─── PASSAGE FOR REVIEW ───

And this annoyance becomes a disaster when you're talking about stories like the ones Zimdars calls out, with misleading headlines and descriptions. Let's say triggerfinger comes across one of those stories and comments on it to say "Hey, heads up everyone, this is bullshit. The actual story is not what the blurb implies." I'm friends with triggerfinger so when I go to my news feed I see "triggerfinger commented on a post." But it doesn't show triggerfinger's comment. It shows the goddamn misleading headline and misleading blurb. So the misinformation propagates even though triggerfinger was trying to correct it.
posted by mama casserole at 6:02 AM on November 16, 2016 [26 favorites]


Lotta moving parts to this discussion, but one of them was identified by a right wing radio personality named Charlie Sykes, who admits that the right wing has created a monster.
posted by swheatie at 2:57 PM on November 16, 2016 [3 favorites]


They ain't gonna ban the NY Times for Judith Miller and the Iraqi WMDs.
They ain't gonna ban Rolling Stone for the "Rape on Campus" hoax.
They ain't gonna ban Newsweek for its "We found the Bitcoin creator!" harassment of a random old man.
They ain't gonna ban anyone exposed colluding with the Clinton campaign and helping elect Trump with the "Pied Piper Strategy."

Fuck 'em. Just salty there isn't a big pricey printing press or broadcast tower they control anymore.
posted by save alive nothing that breatheth at 4:41 PM on November 16, 2016 [1 favorite]




The folks at FBPurity have provided the list along with instructions for using it a a blacklist text filter with their extension.
posted by Johnny Wallflower at 6:09 PM on November 17, 2016 [2 favorites]


Here’s a Chrome Extension That Will Flag Fake-News Sites for You

A friend of mine made something similar. It doesn't censor, just highlight. And it covers "satirical" sites in addition to propaganda outlets, so you don't have to memorise all five billion Onion wannabes out there to avoid getting duped.

My only personal gripe is that I think he tried a bit too hard to shove some lefty sites in there to satisfy a dubious notion of "balance", but I didn't actually spot any sources on there that I'd personally consider to be unjustifiably listed. The good news is that, if you do spot a site that's unfairly labeled or can think of an unreliable site that isn't on the list (Crooks and Liars jumped out as me as a "really? them?" kind of item, but I don't actually read it, so I dunno), you can submit a GitHub Issue with your justification. He's a reasonable guy, in my experience, so posting a polite, detailed issue is probably worth your effort.

───

**EXERCISE REQUIREMENTS:**
a – Repeat word for word the part of the comment thread from "They ain't gonna ban Rolling" up to and including "random old man.".
b – Answer these questions from the comment thread:
(i) When a friend comments on a misleading story, what does the news feed show instead of the friend's comment?
(ii) Which right wing radio personality is named as admitting that the right wing has created a monster?
(iii) How can someone report a site on the extension's list that seems unfairly labeled?
c – Shorten the paragraph of the comment thread that begins "My only personal gripe is", keeping its main facts.
The records have no connection to the comment thread.

─── SOURCE DATA ───

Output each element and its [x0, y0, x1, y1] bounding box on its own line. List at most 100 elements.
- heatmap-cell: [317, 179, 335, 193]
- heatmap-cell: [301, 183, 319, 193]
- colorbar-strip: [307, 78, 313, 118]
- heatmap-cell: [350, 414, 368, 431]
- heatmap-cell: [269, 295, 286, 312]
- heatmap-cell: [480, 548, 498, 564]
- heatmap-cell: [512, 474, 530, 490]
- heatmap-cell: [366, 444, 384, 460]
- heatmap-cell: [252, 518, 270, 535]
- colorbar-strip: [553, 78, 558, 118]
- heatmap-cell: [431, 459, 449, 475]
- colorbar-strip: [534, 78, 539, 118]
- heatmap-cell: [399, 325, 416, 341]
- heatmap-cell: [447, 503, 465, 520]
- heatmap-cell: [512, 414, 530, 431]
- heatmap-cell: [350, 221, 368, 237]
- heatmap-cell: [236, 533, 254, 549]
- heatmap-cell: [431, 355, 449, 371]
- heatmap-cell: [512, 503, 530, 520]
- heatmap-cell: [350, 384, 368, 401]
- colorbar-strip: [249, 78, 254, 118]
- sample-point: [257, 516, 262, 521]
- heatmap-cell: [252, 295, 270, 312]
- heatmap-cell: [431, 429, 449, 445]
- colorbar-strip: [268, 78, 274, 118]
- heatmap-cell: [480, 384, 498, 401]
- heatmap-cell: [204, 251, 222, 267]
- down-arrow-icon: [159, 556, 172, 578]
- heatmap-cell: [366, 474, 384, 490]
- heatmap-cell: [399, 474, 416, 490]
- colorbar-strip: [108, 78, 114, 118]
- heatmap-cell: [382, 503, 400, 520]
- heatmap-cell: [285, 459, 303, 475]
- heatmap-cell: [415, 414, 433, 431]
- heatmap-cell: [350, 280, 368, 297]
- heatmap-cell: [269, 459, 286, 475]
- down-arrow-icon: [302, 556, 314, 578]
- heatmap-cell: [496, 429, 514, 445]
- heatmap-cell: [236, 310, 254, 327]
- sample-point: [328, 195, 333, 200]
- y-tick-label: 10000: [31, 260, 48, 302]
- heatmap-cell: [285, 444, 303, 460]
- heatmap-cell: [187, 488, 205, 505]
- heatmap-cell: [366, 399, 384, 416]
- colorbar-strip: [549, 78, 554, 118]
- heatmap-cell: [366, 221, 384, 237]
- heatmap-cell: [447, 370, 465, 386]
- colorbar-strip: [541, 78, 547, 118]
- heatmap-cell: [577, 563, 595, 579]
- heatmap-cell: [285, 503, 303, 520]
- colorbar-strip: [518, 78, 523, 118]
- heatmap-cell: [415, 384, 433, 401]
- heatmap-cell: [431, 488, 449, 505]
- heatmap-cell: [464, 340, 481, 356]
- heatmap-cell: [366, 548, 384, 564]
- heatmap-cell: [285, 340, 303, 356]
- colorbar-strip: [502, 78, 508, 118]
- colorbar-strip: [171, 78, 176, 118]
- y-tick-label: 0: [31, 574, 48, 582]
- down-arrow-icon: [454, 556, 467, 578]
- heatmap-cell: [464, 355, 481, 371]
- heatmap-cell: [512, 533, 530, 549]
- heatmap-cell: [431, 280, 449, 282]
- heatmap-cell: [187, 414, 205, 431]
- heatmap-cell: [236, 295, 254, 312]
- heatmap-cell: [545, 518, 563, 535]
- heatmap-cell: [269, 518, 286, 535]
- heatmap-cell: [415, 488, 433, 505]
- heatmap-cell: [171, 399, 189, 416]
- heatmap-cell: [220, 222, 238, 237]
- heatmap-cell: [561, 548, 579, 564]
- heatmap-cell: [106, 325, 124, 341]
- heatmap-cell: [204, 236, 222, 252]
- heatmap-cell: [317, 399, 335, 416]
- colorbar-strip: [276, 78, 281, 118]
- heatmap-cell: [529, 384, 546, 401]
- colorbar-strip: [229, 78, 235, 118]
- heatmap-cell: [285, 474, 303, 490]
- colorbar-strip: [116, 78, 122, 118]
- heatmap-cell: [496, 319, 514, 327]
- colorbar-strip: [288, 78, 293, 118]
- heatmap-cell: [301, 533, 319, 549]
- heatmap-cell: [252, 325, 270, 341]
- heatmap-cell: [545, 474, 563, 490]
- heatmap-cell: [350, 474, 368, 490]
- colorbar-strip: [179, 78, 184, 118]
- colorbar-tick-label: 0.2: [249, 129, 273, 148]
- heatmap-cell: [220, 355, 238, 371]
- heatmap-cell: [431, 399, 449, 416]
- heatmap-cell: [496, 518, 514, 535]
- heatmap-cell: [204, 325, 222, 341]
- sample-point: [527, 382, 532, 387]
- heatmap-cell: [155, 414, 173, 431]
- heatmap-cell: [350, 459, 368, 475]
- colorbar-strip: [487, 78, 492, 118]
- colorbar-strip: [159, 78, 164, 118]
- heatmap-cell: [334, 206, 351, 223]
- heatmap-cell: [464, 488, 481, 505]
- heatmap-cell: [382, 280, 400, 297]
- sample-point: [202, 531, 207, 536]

───

**RESPONSES:**
a –
They ain't gonna ban Rolling Stone for the "Rape on Campus" hoax.
They ain't gonna ban Newsweek for its "We found the Bitcoin creator!" harassment of a random old man.

b –
(i) The misleading headline and the misleading blurb.
(ii) Charlie Sykes.
(iii) By submitting a GitHub Issue with a justification.

c – The poster's one complaint is that the creator may have pushed some left-leaning sites onto the list to satisfy a dubious idea of "balance," though the poster noticed no source listed without justification. Crooks and Liars seemed a questionable entry to the poster, who admits to not reading it. Anyone who finds an unfairly labeled site, or an unreliable site missing from the list, can submit a GitHub Issue with a justification. Because the creator is reasonable, a polite, detailed issue is probably worth the effort.